◆ STORED RECORDS ◆
++++++++++
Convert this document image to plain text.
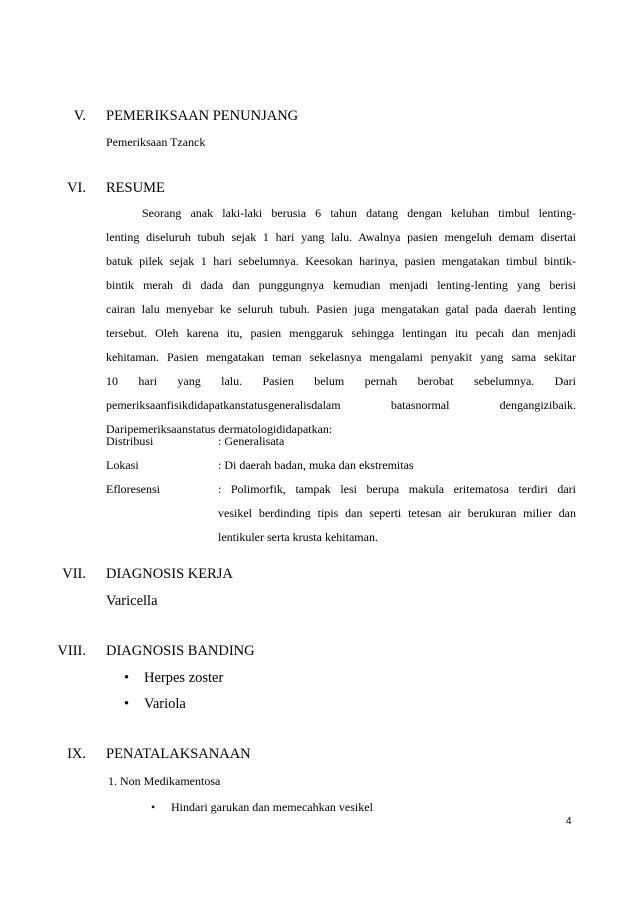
V. PEMERIKSAAN PENUNJANG
Pemeriksaan Tzanck
VI. RESUME
Seorang anak laki-laki berusia 6 tahun datang dengan keluhan timbul lenting-
lenting diseluruh tubuh sejak 1 hari yang lalu. Awalnya pasien mengeluh demam disertai
batuk pilek sejak 1 hari sebelumnya. Keesokan harinya, pasien mengatakan timbul bintik-
bintik merah di dada dan punggungnya kemudian menjadi lenting-lenting yang berisi
cairan lalu menyebar ke seluruh tubuh. Pasien juga mengatakan gatal pada daerah lenting
tersebut. Oleh karena itu, pasien menggaruk sehingga lentingan itu pecah dan menjadi
kehitaman. Pasien mengatakan teman sekelasnya mengalami penyakit yang sama sekitar
10 hari yang lalu. Pasien belum pernah berobat sebelumnya. Dari
pemeriksaanfisikdidapatkanstatusgeneralisdalam batasnormal dengangizibaik.
Daripemeriksaanstatus dermatologididapatkan:
Distribusi	: Generalisata
Lokasi	: Di daerah badan, muka dan ekstremitas
Efloresensi	: Polimorfik, tampak lesi berupa makula eritematosa terdiri dari
vesikel berdinding tipis dan seperti tetesan air berukuran milier dan
lentikuler serta krusta kehitaman.
VII. DIAGNOSIS KERJA
Varicella
VIII. DIAGNOSIS BANDING
• Herpes zoster
• Variola
IX. PENATALAKSANAAN
1. Non Medikamentosa
• Hindari garukan dan memecahkan vesikel
4
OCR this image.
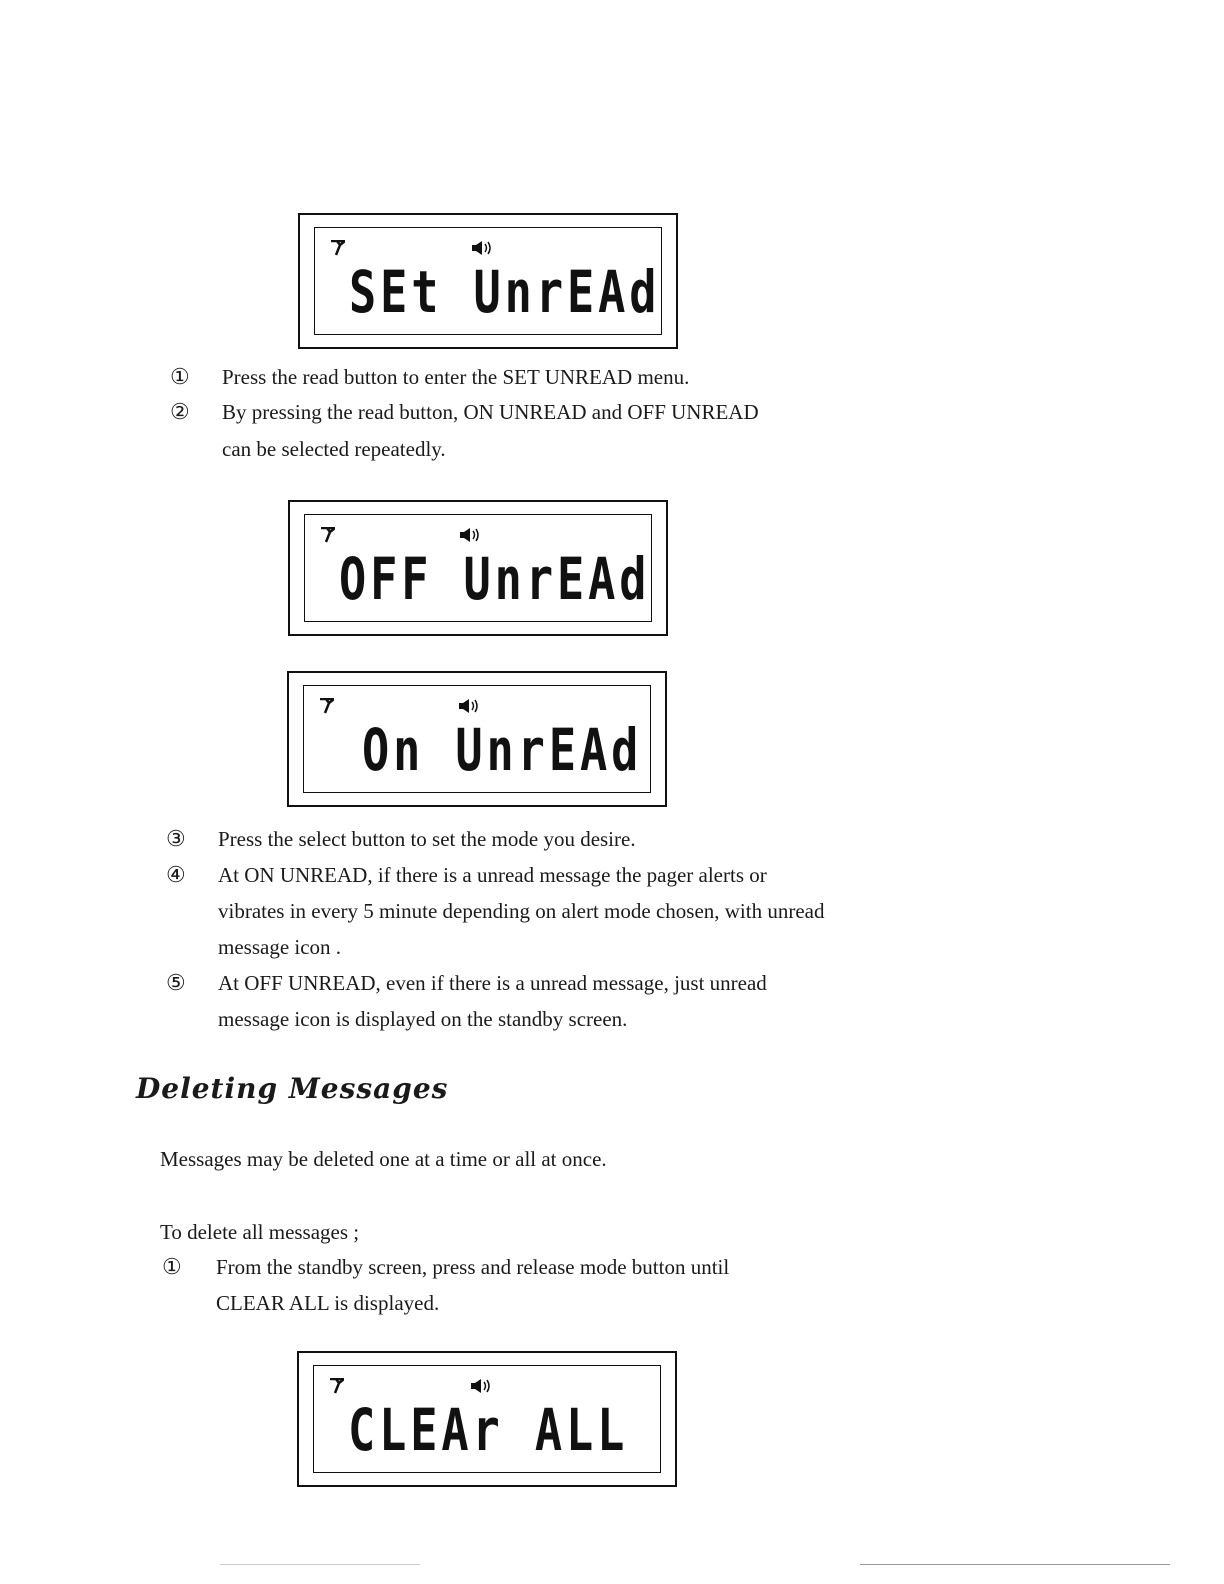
SEt UnrEAd
① Press the read button to enter the SET UNREAD menu.
② By pressing the read button, ON UNREAD and OFF UNREAD
can be selected repeatedly.
OFF UnrEAd
On UnrEAd
③ Press the select button to set the mode you desire.
④ At ON UNREAD, if there is a unread message the pager alerts or
vibrates in every 5 minute depending on alert mode chosen, with unread
message icon .
⑤ At OFF UNREAD, even if there is a unread message, just unread
message icon is displayed on the standby screen.
Deleting Messages
Messages may be deleted one at a time or all at once.
To delete all messages ;
① From the standby screen, press and release mode button until
CLEAR ALL is displayed.
CLEAr ALL
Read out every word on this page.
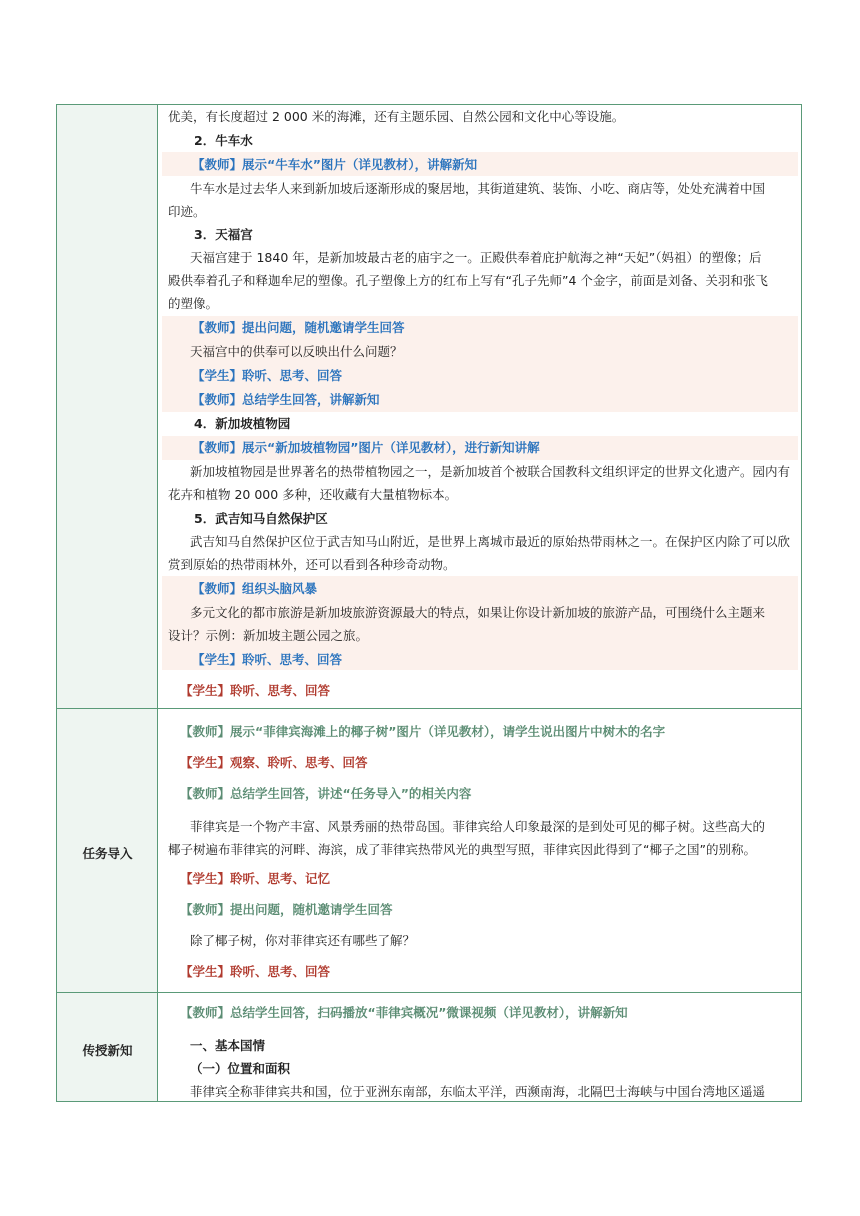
任务导入
传授新知
优美，有长度超过 2 000 米的海滩，还有主题乐园、自然公园和文化中心等设施。
2．牛车水
【教师】展示“牛车水”图片（详见教材），讲解新知
牛车水是过去华人来到新加坡后逐渐形成的聚居地，其街道建筑、装饰、小吃、商店等，处处充满着中国
印迹。
3．天福宫
天福宫建于 1840 年，是新加坡最古老的庙宇之一。正殿供奉着庇护航海之神“天妃”（妈祖）的塑像；后
殿供奉着孔子和释迦牟尼的塑像。孔子塑像上方的红布上写有“孔子先师”4 个金字，前面是刘备、关羽和张飞
的塑像。
【教师】提出问题，随机邀请学生回答
天福宫中的供奉可以反映出什么问题？
【学生】聆听、思考、回答
【教师】总结学生回答，讲解新知
4．新加坡植物园
【教师】展示“新加坡植物园”图片（详见教材），进行新知讲解
新加坡植物园是世界著名的热带植物园之一，是新加坡首个被联合国教科文组织评定的世界文化遗产。园内有
花卉和植物 20 000 多种，还收藏有大量植物标本。
5．武吉知马自然保护区
武吉知马自然保护区位于武吉知马山附近，是世界上离城市最近的原始热带雨林之一。在保护区内除了可以欣
赏到原始的热带雨林外，还可以看到各种珍奇动物。
【教师】组织头脑风暴
多元文化的都市旅游是新加坡旅游资源最大的特点，如果让你设计新加坡的旅游产品，可围绕什么主题来
设计？示例：新加坡主题公园之旅。
【学生】聆听、思考、回答
【学生】聆听、思考、回答
【教师】展示“菲律宾海滩上的椰子树”图片（详见教材），请学生说出图片中树木的名字
【学生】观察、聆听、思考、回答
【教师】总结学生回答，讲述“任务导入”的相关内容
菲律宾是一个物产丰富、风景秀丽的热带岛国。菲律宾给人印象最深的是到处可见的椰子树。这些高大的
椰子树遍布菲律宾的河畔、海滨，成了菲律宾热带风光的典型写照，菲律宾因此得到了“椰子之国”的别称。
【学生】聆听、思考、记忆
【教师】提出问题，随机邀请学生回答
除了椰子树，你对菲律宾还有哪些了解？
【学生】聆听、思考、回答
【教师】总结学生回答，扫码播放“菲律宾概况”微课视频（详见教材），讲解新知
一、基本国情
（一）位置和面积
菲律宾全称菲律宾共和国，位于亚洲东南部，东临太平洋，西濒南海，北隔巴士海峡与中国台湾地区遥遥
++++++++++
◆ WHAT THE EXERCISE ASKS ◆
Repeat all the records above exactly, leaving out any pictures.

◆ OUTPUT ◆
Convert this document image to plain text.
V. PEMERIKSAAN PENUNJANG
Pemeriksaan Tzanck
VI. RESUME
Seorang anak laki-laki berusia 6 tahun datang dengan keluhan timbul lenting-
lenting diseluruh tubuh sejak 1 hari yang lalu. Awalnya pasien mengeluh demam disertai
batuk pilek sejak 1 hari sebelumnya. Keesokan harinya, pasien mengatakan timbul bintik-
bintik merah di dada dan punggungnya kemudian menjadi lenting-lenting yang berisi
cairan lalu menyebar ke seluruh tubuh. Pasien juga mengatakan gatal pada daerah lenting
tersebut. Oleh karena itu, pasien menggaruk sehingga lentingan itu pecah dan menjadi
kehitaman. Pasien mengatakan teman sekelasnya mengalami penyakit yang sama sekitar
10 hari yang lalu. Pasien belum pernah berobat sebelumnya. Dari
pemeriksaanfisikdidapatkanstatusgeneralisdalam batasnormal dengangizibaik.
Daripemeriksaanstatus dermatologididapatkan:
Distribusi	: Generalisata
Lokasi	: Di daerah badan, muka dan ekstremitas
Efloresensi	: Polimorfik, tampak lesi berupa makula eritematosa terdiri dari
vesikel berdinding tipis dan seperti tetesan air berukuran milier dan
lentikuler serta krusta kehitaman.
VII. DIAGNOSIS KERJA
Varicella
VIII. DIAGNOSIS BANDING
• Herpes zoster
• Variola
IX. PENATALAKSANAAN
1. Non Medikamentosa
• Hindari garukan dan memecahkan vesikel
4
OCR this image.
SEt UnrEAd
① Press the read button to enter the SET UNREAD menu.
② By pressing the read button, ON UNREAD and OFF UNREAD
can be selected repeatedly.
OFF UnrEAd
On UnrEAd
③ Press the select button to set the mode you desire.
④ At ON UNREAD, if there is a unread message the pager alerts or
vibrates in every 5 minute depending on alert mode chosen, with unread
message icon .
⑤ At OFF UNREAD, even if there is a unread message, just unread
message icon is displayed on the standby screen.
Deleting Messages
Messages may be deleted one at a time or all at once.
To delete all messages ;
① From the standby screen, press and release mode button until
CLEAR ALL is displayed.
CLEAr ALL
Read out every word on this page.
任务导入
传授新知
优美，有长度超过 2 000 米的海滩，还有主题乐园、自然公园和文化中心等设施。
2．牛车水
【教师】展示“牛车水”图片（详见教材），讲解新知
牛车水是过去华人来到新加坡后逐渐形成的聚居地，其街道建筑、装饰、小吃、商店等，处处充满着中国
印迹。
3．天福宫
天福宫建于 1840 年，是新加坡最古老的庙宇之一。正殿供奉着庇护航海之神“天妃”（妈祖）的塑像；后
殿供奉着孔子和释迦牟尼的塑像。孔子塑像上方的红布上写有“孔子先师”4 个金字，前面是刘备、关羽和张飞
的塑像。
【教师】提出问题，随机邀请学生回答
天福宫中的供奉可以反映出什么问题？
【学生】聆听、思考、回答
【教师】总结学生回答，讲解新知
4．新加坡植物园
【教师】展示“新加坡植物园”图片（详见教材），进行新知讲解
新加坡植物园是世界著名的热带植物园之一，是新加坡首个被联合国教科文组织评定的世界文化遗产。园内有
花卉和植物 20 000 多种，还收藏有大量植物标本。
5．武吉知马自然保护区
武吉知马自然保护区位于武吉知马山附近，是世界上离城市最近的原始热带雨林之一。在保护区内除了可以欣
赏到原始的热带雨林外，还可以看到各种珍奇动物。
【教师】组织头脑风暴
多元文化的都市旅游是新加坡旅游资源最大的特点，如果让你设计新加坡的旅游产品，可围绕什么主题来
设计？示例：新加坡主题公园之旅。
【学生】聆听、思考、回答
【学生】聆听、思考、回答
【教师】展示“菲律宾海滩上的椰子树”图片（详见教材），请学生说出图片中树木的名字
【学生】观察、聆听、思考、回答
【教师】总结学生回答，讲述“任务导入”的相关内容
菲律宾是一个物产丰富、风景秀丽的热带岛国。菲律宾给人印象最深的是到处可见的椰子树。这些高大的
椰子树遍布菲律宾的河畔、海滨，成了菲律宾热带风光的典型写照，菲律宾因此得到了“椰子之国”的别称。
【学生】聆听、思考、记忆
【教师】提出问题，随机邀请学生回答
除了椰子树，你对菲律宾还有哪些了解？
【学生】聆听、思考、回答
【教师】总结学生回答，扫码播放“菲律宾概况”微课视频（详见教材），讲解新知
一、基本国情
（一）位置和面积
菲律宾全称菲律宾共和国，位于亚洲东南部，东临太平洋，西濒南海，北隔巴士海峡与中国台湾地区遥遥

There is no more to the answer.